> [Description of the task] Copy out the abstract below on FADD in penile squamous cell carcinoma in full, word for word.

> [Supplied text]
···

Prognostic significance and immune correlates of FADD in penile squamous cell carcinoma

Penile squamous cell carcinoma (PSCC) with a poor prognosis lacks reliable biomarkers for stratifying patients. Fas-associated death domain (FADD) could regulate cell proliferation and has shown promising diagnostic and prognostic significance in multiple cancers. However, researchers have not determined how FADD exerts its effect on PSCC. In this study, we set out to investigate the clinical features of FADD and the prognostic impact of PSCC. Additionally, we also assessed the role of affecting the immune environment in PSCC. Immunohistochemistry was carried out to evaluate the protein expression of FADD. The difference between FADD(high) and FADD(low) was explored by RNA sequencing from available cases. The immune environment evaluation of CD4, CD8, and Foxp3 was performed by immunohistochemical. In this study, we found that FADD was overexpressed in 19.6 (39/199) patients, and the overexpression of FADD was associated with phimosis (p=0.007), N stage (p<0.001), clinical stage (p=0.001), and histologic grade (p=0.005). The overexpression of FADD was an independent prognostic factor for both PFS (HR 3.976, 95% CI 2.413-6.553, p<0.001) and OS (HR 4.134, 95% CI 2.358-7.247, p<0.001). In addition, overexpression of FADD was mainly linked to T cell activation and PD-L1 expression combined with PD-L1 checkpoint in cancer. Further validation demonstrated that overexpression of FADD was positively correlated with the infiltration of Foxp3 in PSCC (p=0.0142). It is the first time to show that overexpression of FADD is an adjunct biomarker with poor prognosis in PSCC and could also serve as a tumor immune environment regulator.

···

> [Extracted material]
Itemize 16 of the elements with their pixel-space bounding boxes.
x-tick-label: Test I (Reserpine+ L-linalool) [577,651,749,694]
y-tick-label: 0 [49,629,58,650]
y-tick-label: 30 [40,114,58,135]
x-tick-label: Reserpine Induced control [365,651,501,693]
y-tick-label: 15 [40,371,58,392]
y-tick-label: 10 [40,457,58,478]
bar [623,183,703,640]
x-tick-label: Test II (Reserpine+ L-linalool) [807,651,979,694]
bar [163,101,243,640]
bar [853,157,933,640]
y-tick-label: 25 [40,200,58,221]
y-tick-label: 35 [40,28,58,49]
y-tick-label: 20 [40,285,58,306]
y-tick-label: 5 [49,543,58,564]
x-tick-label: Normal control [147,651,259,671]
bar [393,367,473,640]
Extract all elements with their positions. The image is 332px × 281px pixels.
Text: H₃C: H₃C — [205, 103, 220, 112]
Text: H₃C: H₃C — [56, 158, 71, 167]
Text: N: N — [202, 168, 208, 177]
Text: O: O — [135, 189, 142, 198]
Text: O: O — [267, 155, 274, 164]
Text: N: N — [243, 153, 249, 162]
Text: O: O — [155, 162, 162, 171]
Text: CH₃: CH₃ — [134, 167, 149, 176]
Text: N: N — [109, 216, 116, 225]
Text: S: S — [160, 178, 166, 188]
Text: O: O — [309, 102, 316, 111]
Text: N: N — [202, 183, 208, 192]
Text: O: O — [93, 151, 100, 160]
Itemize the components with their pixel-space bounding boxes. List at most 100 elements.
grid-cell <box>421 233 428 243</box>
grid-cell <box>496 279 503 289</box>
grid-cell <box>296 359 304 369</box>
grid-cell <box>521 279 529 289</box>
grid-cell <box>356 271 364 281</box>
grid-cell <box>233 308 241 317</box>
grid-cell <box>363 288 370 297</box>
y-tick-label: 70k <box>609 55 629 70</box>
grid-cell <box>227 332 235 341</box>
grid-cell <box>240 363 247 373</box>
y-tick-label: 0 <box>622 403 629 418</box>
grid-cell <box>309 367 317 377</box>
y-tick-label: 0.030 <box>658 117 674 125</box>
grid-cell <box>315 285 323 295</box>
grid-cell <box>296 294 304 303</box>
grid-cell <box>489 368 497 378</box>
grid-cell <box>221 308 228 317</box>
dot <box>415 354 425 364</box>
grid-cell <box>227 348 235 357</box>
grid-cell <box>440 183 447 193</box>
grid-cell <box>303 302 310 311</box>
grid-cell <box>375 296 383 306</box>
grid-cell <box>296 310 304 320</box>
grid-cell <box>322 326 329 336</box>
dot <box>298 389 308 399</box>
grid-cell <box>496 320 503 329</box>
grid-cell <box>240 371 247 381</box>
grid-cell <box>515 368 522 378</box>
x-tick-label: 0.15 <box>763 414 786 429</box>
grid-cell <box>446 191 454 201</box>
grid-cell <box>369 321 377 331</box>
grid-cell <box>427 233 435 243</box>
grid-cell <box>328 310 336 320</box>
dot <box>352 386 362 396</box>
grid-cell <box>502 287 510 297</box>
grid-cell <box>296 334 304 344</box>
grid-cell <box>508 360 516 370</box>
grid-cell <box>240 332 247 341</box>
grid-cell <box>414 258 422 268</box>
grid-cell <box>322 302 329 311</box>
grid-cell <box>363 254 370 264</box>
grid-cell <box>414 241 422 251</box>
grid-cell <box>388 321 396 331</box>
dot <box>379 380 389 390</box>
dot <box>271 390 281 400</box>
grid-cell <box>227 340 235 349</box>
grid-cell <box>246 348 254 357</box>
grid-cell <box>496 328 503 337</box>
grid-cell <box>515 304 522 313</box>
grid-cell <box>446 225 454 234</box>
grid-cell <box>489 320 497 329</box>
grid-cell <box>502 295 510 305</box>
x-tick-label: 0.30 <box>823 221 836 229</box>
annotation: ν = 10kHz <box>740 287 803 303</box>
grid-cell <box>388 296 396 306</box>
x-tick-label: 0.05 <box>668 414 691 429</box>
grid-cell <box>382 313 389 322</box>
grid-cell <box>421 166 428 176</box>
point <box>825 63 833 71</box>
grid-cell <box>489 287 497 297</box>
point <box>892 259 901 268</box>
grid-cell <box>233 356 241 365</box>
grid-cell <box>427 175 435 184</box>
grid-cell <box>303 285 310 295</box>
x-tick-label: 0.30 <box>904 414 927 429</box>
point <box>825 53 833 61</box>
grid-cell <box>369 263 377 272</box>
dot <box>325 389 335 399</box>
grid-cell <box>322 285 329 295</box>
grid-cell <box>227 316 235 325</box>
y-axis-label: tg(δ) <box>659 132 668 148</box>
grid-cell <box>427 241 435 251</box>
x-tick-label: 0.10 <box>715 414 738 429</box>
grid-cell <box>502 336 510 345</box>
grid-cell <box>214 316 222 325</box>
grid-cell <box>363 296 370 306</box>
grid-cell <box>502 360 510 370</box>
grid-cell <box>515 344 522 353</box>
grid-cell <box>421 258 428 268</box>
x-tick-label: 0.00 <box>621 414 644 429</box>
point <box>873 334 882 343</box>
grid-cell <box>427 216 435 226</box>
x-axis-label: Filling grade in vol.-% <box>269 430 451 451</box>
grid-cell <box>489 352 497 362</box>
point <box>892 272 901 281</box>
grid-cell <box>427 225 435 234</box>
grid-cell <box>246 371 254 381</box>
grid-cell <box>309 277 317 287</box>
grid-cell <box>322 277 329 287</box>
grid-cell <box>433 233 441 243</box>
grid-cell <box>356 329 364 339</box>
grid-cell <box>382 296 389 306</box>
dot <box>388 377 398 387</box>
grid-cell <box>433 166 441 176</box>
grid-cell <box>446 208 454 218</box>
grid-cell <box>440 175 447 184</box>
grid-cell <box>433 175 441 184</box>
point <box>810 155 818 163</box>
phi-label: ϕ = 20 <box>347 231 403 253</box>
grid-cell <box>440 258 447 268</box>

···

> [Solution to this exercise]
Prognostic significance and immune correlates of FADD in penile squamous cell carcinoma

Penile squamous cell carcinoma (PSCC) with a poor prognosis lacks reliable biomarkers for stratifying patients. Fas-associated death domain (FADD) could regulate cell proliferation and has shown promising diagnostic and prognostic significance in multiple cancers. However, researchers have not determined how FADD exerts its effect on PSCC. In this study, we set out to investigate the clinical features of FADD and the prognostic impact of PSCC. Additionally, we also assessed the role of affecting the immune environment in PSCC. Immunohistochemistry was carried out to evaluate the protein expression of FADD. The difference between FADD(high) and FADD(low) was explored by RNA sequencing from available cases. The immune environment evaluation of CD4, CD8, and Foxp3 was performed by immunohistochemical. In this study, we found that FADD was overexpressed in 19.6 (39/199) patients, and the overexpression of FADD was associated with phimosis (p=0.007), N stage (p<0.001), clinical stage (p=0.001), and histologic grade (p=0.005). The overexpression of FADD was an independent prognostic factor for both PFS (HR 3.976, 95% CI 2.413-6.553, p<0.001) and OS (HR 4.134, 95% CI 2.358-7.247, p<0.001). In addition, overexpression of FADD was mainly linked to T cell activation and PD-L1 expression combined with PD-L1 checkpoint in cancer. Further validation demonstrated that overexpression of FADD was positively correlated with the infiltration of Foxp3 in PSCC (p=0.0142). It is the first time to show that overexpression of FADD is an adjunct biomarker with poor prognosis in PSCC and could also serve as a tumor immune environment regulator.